Source records:
##############################

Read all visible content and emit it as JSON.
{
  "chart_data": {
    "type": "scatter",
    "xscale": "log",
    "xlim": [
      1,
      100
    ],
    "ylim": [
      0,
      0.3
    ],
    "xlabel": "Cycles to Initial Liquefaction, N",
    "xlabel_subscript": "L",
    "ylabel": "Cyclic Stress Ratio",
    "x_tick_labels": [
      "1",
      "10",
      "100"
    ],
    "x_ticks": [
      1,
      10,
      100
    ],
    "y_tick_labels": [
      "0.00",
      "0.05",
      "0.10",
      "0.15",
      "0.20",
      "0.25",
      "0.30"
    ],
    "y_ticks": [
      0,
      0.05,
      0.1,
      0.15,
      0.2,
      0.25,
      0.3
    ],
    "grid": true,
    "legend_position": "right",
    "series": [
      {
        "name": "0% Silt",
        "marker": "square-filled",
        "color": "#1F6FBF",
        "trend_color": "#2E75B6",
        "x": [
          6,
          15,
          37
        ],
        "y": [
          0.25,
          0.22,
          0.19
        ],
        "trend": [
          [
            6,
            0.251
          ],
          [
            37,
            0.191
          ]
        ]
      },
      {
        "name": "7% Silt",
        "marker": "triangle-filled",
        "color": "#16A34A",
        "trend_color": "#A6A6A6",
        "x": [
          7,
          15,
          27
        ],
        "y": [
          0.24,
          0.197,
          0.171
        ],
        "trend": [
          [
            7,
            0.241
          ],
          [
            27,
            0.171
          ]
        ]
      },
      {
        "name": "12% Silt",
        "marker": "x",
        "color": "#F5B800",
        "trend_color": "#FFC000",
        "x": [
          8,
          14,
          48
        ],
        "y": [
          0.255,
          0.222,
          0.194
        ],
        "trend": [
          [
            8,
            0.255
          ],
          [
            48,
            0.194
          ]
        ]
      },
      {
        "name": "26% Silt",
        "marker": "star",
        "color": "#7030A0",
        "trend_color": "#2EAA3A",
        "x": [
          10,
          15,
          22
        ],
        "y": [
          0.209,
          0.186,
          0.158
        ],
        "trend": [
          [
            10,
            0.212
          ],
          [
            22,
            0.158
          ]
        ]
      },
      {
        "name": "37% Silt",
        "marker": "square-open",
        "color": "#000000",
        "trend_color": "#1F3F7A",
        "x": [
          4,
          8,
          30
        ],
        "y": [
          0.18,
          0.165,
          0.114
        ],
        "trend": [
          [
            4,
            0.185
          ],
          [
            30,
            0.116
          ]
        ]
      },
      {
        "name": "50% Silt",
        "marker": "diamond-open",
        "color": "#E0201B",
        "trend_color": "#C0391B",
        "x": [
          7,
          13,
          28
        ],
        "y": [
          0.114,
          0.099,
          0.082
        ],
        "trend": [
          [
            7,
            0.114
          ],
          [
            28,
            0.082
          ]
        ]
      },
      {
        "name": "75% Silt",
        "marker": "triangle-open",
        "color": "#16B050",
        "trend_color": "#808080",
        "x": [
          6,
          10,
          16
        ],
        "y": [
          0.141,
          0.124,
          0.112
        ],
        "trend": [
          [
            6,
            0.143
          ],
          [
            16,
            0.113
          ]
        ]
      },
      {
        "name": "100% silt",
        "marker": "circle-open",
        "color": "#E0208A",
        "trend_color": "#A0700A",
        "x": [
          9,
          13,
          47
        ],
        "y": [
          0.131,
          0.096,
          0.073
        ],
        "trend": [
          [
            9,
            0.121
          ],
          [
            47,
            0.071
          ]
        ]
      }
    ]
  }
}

##############################

(What to produce):
Repeat the records above exactly as they appear.

(Answer to this problem):
Read all visible content and emit it as JSON.
{
  "chart_data": {
    "type": "scatter",
    "xscale": "log",
    "xlim": [
      1,
      100
    ],
    "ylim": [
      0,
      0.3
    ],
    "xlabel": "Cycles to Initial Liquefaction, N",
    "xlabel_subscript": "L",
    "ylabel": "Cyclic Stress Ratio",
    "x_tick_labels": [
      "1",
      "10",
      "100"
    ],
    "x_ticks": [
      1,
      10,
      100
    ],
    "y_tick_labels": [
      "0.00",
      "0.05",
      "0.10",
      "0.15",
      "0.20",
      "0.25",
      "0.30"
    ],
    "y_ticks": [
      0,
      0.05,
      0.1,
      0.15,
      0.2,
      0.25,
      0.3
    ],
    "grid": true,
    "legend_position": "right",
    "series": [
      {
        "name": "0% Silt",
        "marker": "square-filled",
        "color": "#1F6FBF",
        "trend_color": "#2E75B6",
        "x": [
          6,
          15,
          37
        ],
        "y": [
          0.25,
          0.22,
          0.19
        ],
        "trend": [
          [
            6,
            0.251
          ],
          [
            37,
            0.191
          ]
        ]
      },
      {
        "name": "7% Silt",
        "marker": "triangle-filled",
        "color": "#16A34A",
        "trend_color": "#A6A6A6",
        "x": [
          7,
          15,
          27
        ],
        "y": [
          0.24,
          0.197,
          0.171
        ],
        "trend": [
          [
            7,
            0.241
          ],
          [
            27,
            0.171
          ]
        ]
      },
      {
        "name": "12% Silt",
        "marker": "x",
        "color": "#F5B800",
        "trend_color": "#FFC000",
        "x": [
          8,
          14,
          48
        ],
        "y": [
          0.255,
          0.222,
          0.194
        ],
        "trend": [
          [
            8,
            0.255
          ],
          [
            48,
            0.194
          ]
        ]
      },
      {
        "name": "26% Silt",
        "marker": "star",
        "color": "#7030A0",
        "trend_color": "#2EAA3A",
        "x": [
          10,
          15,
          22
        ],
        "y": [
          0.209,
          0.186,
          0.158
        ],
        "trend": [
          [
            10,
            0.212
          ],
          [
            22,
            0.158
          ]
        ]
      },
      {
        "name": "37% Silt",
        "marker": "square-open",
        "color": "#000000",
        "trend_color": "#1F3F7A",
        "x": [
          4,
          8,
          30
        ],
        "y": [
          0.18,
          0.165,
          0.114
        ],
        "trend": [
          [
            4,
            0.185
          ],
          [
            30,
            0.116
          ]
        ]
      },
      {
        "name": "50% Silt",
        "marker": "diamond-open",
        "color": "#E0201B",
        "trend_color": "#C0391B",
        "x": [
          7,
          13,
          28
        ],
        "y": [
          0.114,
          0.099,
          0.082
        ],
        "trend": [
          [
            7,
            0.114
          ],
          [
            28,
            0.082
          ]
        ]
      },
      {
        "name": "75% Silt",
        "marker": "triangle-open",
        "color": "#16B050",
        "trend_color": "#808080",
        "x": [
          6,
          10,
          16
        ],
        "y": [
          0.141,
          0.124,
          0.112
        ],
        "trend": [
          [
            6,
            0.143
          ],
          [
            16,
            0.113
          ]
        ]
      },
      {
        "name": "100% silt",
        "marker": "circle-open",
        "color": "#E0208A",
        "trend_color": "#A0700A",
        "x": [
          9,
          13,
          47
        ],
        "y": [
          0.131,
          0.096,
          0.073
        ],
        "trend": [
          [
            9,
            0.121
          ],
          [
            47,
            0.071
          ]
        ]
      }
    ]
  }
}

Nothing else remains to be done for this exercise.